=== What you should do ===
Reproduce the items below, changing every "blank-document-icon" to "generic-file-icon" and leaving all else as it is.

=== Data to use ===
^^^^

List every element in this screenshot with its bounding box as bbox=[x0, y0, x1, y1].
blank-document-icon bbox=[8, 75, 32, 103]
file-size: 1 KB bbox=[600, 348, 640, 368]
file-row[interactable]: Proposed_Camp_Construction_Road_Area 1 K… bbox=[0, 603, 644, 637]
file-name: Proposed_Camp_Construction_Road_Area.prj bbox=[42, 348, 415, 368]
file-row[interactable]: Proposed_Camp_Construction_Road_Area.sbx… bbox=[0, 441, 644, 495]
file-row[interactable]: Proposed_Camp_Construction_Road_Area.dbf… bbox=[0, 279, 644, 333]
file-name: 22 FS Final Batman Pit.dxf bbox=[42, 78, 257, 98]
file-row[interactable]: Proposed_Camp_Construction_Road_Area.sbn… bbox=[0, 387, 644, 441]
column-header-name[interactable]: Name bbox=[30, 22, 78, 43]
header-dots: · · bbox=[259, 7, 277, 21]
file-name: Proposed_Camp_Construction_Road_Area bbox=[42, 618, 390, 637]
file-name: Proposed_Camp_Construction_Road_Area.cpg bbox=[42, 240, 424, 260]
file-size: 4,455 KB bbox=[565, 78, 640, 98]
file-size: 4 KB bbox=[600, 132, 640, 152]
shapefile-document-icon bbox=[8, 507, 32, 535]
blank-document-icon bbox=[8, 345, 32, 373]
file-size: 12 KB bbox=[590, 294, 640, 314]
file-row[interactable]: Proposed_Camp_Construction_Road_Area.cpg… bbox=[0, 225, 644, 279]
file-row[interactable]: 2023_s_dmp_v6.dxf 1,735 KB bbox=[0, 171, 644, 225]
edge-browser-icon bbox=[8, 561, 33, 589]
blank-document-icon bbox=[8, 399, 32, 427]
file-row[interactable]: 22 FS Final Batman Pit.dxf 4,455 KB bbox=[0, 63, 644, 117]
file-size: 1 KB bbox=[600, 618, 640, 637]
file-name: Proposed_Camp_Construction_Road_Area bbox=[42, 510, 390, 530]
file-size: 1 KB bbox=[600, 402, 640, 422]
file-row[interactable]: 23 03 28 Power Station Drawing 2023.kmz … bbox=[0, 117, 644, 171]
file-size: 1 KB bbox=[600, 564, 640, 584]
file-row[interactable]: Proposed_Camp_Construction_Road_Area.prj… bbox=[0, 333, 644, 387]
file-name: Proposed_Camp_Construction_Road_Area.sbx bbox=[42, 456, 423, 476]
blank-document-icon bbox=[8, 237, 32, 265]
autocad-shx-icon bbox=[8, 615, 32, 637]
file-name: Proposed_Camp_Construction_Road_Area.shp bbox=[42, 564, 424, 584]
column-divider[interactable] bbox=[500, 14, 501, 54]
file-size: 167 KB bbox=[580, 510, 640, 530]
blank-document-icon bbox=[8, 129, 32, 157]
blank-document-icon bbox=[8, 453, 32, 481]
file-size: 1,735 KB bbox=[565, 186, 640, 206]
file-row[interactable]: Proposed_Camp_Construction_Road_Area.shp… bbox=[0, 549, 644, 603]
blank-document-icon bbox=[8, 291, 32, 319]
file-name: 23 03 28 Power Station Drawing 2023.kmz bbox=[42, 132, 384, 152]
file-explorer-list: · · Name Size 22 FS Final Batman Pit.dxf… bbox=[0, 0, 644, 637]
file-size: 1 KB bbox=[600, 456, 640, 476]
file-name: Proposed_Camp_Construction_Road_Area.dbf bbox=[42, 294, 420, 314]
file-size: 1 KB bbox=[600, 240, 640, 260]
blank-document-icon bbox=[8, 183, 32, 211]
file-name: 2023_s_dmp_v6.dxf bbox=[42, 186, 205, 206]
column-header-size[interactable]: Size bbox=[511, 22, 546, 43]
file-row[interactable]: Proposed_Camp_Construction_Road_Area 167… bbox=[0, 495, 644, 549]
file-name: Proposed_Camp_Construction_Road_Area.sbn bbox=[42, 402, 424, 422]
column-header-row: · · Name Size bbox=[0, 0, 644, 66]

^^^^

=== Correct result ===
List every element in this screenshot with its bounding box as bbox=[x0, y0, x1, y1].
generic-file-icon bbox=[8, 75, 32, 103]
file-size: 1 KB bbox=[600, 348, 640, 368]
file-row[interactable]: Proposed_Camp_Construction_Road_Area 1 K… bbox=[0, 603, 644, 637]
file-name: Proposed_Camp_Construction_Road_Area.prj bbox=[42, 348, 415, 368]
file-row[interactable]: Proposed_Camp_Construction_Road_Area.sbx… bbox=[0, 441, 644, 495]
file-row[interactable]: Proposed_Camp_Construction_Road_Area.dbf… bbox=[0, 279, 644, 333]
file-name: 22 FS Final Batman Pit.dxf bbox=[42, 78, 257, 98]
file-row[interactable]: Proposed_Camp_Construction_Road_Area.sbn… bbox=[0, 387, 644, 441]
column-header-name[interactable]: Name bbox=[30, 22, 78, 43]
header-dots: · · bbox=[259, 7, 277, 21]
file-name: Proposed_Camp_Construction_Road_Area bbox=[42, 618, 390, 637]
file-name: Proposed_Camp_Construction_Road_Area.cpg bbox=[42, 240, 424, 260]
file-size: 4,455 KB bbox=[565, 78, 640, 98]
file-size: 4 KB bbox=[600, 132, 640, 152]
shapefile-document-icon bbox=[8, 507, 32, 535]
generic-file-icon bbox=[8, 345, 32, 373]
file-size: 12 KB bbox=[590, 294, 640, 314]
file-row[interactable]: Proposed_Camp_Construction_Road_Area.cpg… bbox=[0, 225, 644, 279]
file-row[interactable]: 2023_s_dmp_v6.dxf 1,735 KB bbox=[0, 171, 644, 225]
edge-browser-icon bbox=[8, 561, 33, 589]
generic-file-icon bbox=[8, 399, 32, 427]
file-row[interactable]: 22 FS Final Batman Pit.dxf 4,455 KB bbox=[0, 63, 644, 117]
file-size: 1 KB bbox=[600, 618, 640, 637]
file-name: Proposed_Camp_Construction_Road_Area bbox=[42, 510, 390, 530]
file-size: 1 KB bbox=[600, 402, 640, 422]
file-row[interactable]: 23 03 28 Power Station Drawing 2023.kmz … bbox=[0, 117, 644, 171]
file-size: 1 KB bbox=[600, 564, 640, 584]
file-row[interactable]: Proposed_Camp_Construction_Road_Area.prj… bbox=[0, 333, 644, 387]
file-name: Proposed_Camp_Construction_Road_Area.sbx bbox=[42, 456, 423, 476]
generic-file-icon bbox=[8, 237, 32, 265]
autocad-shx-icon bbox=[8, 615, 32, 637]
file-name: Proposed_Camp_Construction_Road_Area.shp bbox=[42, 564, 424, 584]
column-divider[interactable] bbox=[500, 14, 501, 54]
file-size: 167 KB bbox=[580, 510, 640, 530]
generic-file-icon bbox=[8, 129, 32, 157]
generic-file-icon bbox=[8, 453, 32, 481]
file-size: 1,735 KB bbox=[565, 186, 640, 206]
file-row[interactable]: Proposed_Camp_Construction_Road_Area.shp… bbox=[0, 549, 644, 603]
generic-file-icon bbox=[8, 291, 32, 319]
file-name: 23 03 28 Power Station Drawing 2023.kmz bbox=[42, 132, 384, 152]
file-explorer-list: · · Name Size 22 FS Final Batman Pit.dxf… bbox=[0, 0, 644, 637]
file-size: 1 KB bbox=[600, 456, 640, 476]
file-name: Proposed_Camp_Construction_Road_Area.dbf bbox=[42, 294, 420, 314]
file-size: 1 KB bbox=[600, 240, 640, 260]
generic-file-icon bbox=[8, 183, 32, 211]
file-name: 2023_s_dmp_v6.dxf bbox=[42, 186, 205, 206]
column-header-size[interactable]: Size bbox=[511, 22, 546, 43]
file-row[interactable]: Proposed_Camp_Construction_Road_Area 167… bbox=[0, 495, 644, 549]
file-name: Proposed_Camp_Construction_Road_Area.sbn bbox=[42, 402, 424, 422]
column-header-row: · · Name Size bbox=[0, 0, 644, 66]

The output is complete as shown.